Problems to work on ->
[1] According to the text about rugby player Jamie Ritchie, what judo honor did he win in 2010?
[2] Extend the text about rugby player Jamie Ritchie, picking up after its final sentence.

Text provided ->
╔══
International career
- Years: Team / Apps / (Points)
- 2013: Scotland U18s / 15 / (0)
- 2014–2016: Scotland U20s / 18 / (25)
- 2018–: Scotland / 63 / (15)

= Jamie Ritchie =

Scotland international rugby union player (born 1996)

James Thomas Ritchie (born 16 August 1996) is a Scotland international rugby union player who plays as a flanker for Glasgow Warriors. He previously played for Top 14 side USA Perpignan and the United Rugby Championship side Edinburgh Rugby.

== Early life ==
Jamie Ritchie started his rugby career while being brought up in the city of Dundee. One of his idols is Dundee-born Andy Nicol.

Outside rugby, he was a silver medalist at the British Judo Championships in 2009, the British independent schools judo champion in 2010 and played first XI cricket at his school.
╚══
Excerpted data ->
╔══
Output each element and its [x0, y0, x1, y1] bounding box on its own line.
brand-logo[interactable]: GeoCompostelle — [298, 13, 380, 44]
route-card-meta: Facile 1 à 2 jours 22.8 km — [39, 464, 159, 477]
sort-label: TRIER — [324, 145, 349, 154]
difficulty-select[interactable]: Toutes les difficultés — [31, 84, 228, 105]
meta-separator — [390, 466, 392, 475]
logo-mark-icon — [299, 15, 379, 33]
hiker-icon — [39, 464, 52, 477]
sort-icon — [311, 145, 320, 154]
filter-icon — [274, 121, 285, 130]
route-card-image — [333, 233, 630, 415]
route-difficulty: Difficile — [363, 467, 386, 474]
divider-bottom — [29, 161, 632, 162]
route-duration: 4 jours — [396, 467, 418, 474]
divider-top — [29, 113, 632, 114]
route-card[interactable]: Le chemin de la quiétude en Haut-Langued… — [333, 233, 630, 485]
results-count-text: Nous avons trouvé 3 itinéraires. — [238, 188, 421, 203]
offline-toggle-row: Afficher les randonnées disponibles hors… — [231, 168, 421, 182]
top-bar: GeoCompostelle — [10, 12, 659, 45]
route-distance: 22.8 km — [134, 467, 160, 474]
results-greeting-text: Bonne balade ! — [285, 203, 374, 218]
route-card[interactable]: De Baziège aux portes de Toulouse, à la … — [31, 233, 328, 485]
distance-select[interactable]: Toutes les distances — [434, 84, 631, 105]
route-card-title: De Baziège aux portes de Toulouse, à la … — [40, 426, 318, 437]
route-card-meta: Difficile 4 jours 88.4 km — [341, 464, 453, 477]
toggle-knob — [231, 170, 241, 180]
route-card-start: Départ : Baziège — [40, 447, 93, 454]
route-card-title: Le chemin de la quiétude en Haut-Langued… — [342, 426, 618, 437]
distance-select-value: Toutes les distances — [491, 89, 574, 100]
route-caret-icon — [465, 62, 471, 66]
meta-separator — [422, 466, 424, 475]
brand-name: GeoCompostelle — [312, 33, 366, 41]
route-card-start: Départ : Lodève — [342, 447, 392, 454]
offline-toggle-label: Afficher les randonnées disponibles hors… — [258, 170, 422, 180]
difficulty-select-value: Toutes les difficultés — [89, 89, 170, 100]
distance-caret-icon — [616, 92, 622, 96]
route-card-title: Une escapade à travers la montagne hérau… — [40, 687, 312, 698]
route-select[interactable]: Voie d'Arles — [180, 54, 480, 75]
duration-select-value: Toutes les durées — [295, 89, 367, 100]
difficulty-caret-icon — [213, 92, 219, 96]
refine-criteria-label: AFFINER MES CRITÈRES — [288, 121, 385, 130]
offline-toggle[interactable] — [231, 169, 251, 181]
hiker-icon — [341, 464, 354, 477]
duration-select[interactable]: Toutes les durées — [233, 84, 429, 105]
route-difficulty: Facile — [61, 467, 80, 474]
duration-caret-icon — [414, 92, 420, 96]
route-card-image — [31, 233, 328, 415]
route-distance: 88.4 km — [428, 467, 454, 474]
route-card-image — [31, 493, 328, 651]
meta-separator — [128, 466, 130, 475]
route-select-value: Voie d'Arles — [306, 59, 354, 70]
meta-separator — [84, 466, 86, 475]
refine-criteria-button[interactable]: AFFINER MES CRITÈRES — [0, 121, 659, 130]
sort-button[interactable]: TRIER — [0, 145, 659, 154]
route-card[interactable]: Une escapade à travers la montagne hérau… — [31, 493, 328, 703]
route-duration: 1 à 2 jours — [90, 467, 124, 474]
╚══
Outputs for the tasks ->
[1] He was the British independent schools judo champion.

[2]
== Club career ==
While still a teenager, Ritchie made his first-team debut in October 2014 with an appearance from the replacements' bench in the Pro12 match against Leinster. In January 2021, Ritchie signed the longest deal in Edinburgh's history, with head coach Richard Cockerill describing Ritchie as a future Scotland captain. "“Jamie is an excellent young player with an old head on his shoulders. He has a really bright future ahead of him and we’re delighted he’s signed such a long-term deal. His work-rate is immense but it’s the quality of work within that which sets him apart," Cockerill said.

On 6 February 2025, it was confirmed that Ritchie would leave Edinburgh to join French side Perpignan in the Top 14 from the 2025-26 season.

In May 2026 it was confirmed that Ritchie would join Glasgow Warriors for the 2026-27 season.

== International career ==
Ritchie has represented Scotland at under-16, under-18 and under-20. He played in the 2013 and 2014 European Under-18 Rugby Union Championship, the latter as captain. In June 2014 he played four matches for Scotland under-20 at the 2014 IRB Junior World Championship.

Ritchie received his first call up to the senior Scotland squad by coach Gregor Townsend in October 2017
for the autumn internationals. Ritchie received his first senior cap against Canada on the 9 June 2018 in a 48–10 victory.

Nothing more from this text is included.